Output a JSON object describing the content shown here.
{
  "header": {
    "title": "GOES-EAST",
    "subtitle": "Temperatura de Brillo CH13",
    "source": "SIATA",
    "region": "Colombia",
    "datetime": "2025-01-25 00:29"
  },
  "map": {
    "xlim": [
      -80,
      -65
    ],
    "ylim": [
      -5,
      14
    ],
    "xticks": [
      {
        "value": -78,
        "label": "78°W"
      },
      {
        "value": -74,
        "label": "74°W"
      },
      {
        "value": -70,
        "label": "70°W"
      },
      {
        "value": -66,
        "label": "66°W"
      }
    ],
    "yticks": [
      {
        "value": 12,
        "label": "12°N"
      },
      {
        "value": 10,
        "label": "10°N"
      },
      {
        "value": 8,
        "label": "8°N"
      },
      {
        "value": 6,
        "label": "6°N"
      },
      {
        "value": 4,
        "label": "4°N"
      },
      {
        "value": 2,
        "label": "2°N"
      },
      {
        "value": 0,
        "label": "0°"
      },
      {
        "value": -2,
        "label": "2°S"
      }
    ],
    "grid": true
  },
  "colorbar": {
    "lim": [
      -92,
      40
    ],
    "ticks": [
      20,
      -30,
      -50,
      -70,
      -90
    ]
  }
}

=======

_Work to do_
Go over the data above and copy every line that has the word "value" in it.

_Answer for this exercise_
        "value": -78,
        "value": -74,
        "value": -70,
        "value": -66,
        "value": 12,
        "value": 10,
        "value": 8,
        "value": 6,
        "value": 4,
        "value": 2,
        "value": 0,
        "value": -2,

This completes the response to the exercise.